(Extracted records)
------------
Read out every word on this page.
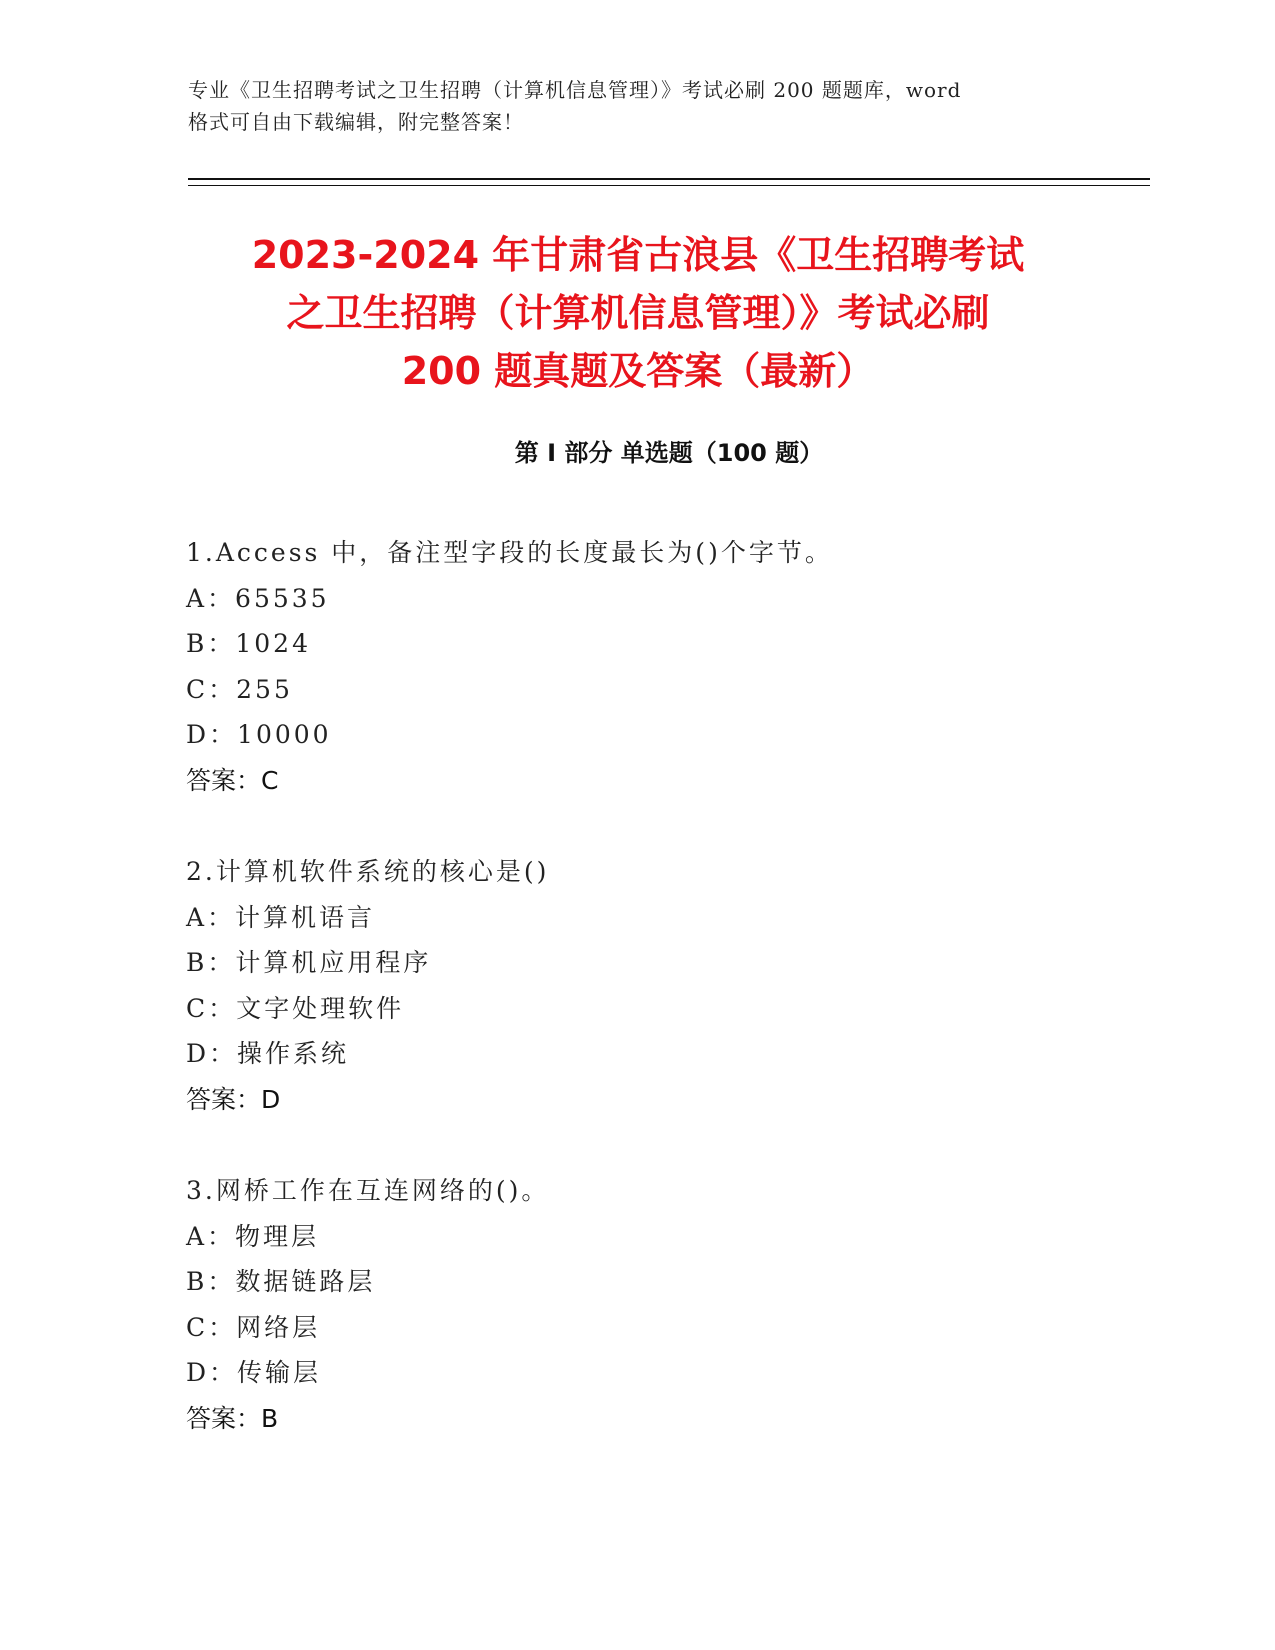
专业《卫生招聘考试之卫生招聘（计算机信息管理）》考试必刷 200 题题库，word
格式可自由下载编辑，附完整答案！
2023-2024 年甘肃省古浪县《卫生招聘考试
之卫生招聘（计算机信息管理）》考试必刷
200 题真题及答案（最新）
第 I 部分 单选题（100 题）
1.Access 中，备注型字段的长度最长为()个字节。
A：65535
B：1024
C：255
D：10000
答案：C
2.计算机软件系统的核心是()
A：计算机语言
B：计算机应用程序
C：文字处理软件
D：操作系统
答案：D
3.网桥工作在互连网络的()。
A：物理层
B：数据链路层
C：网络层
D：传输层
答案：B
------------
Do this: Respond with nothing but the number of lines in the entries that contain the string "word".

Solution to this problem: 2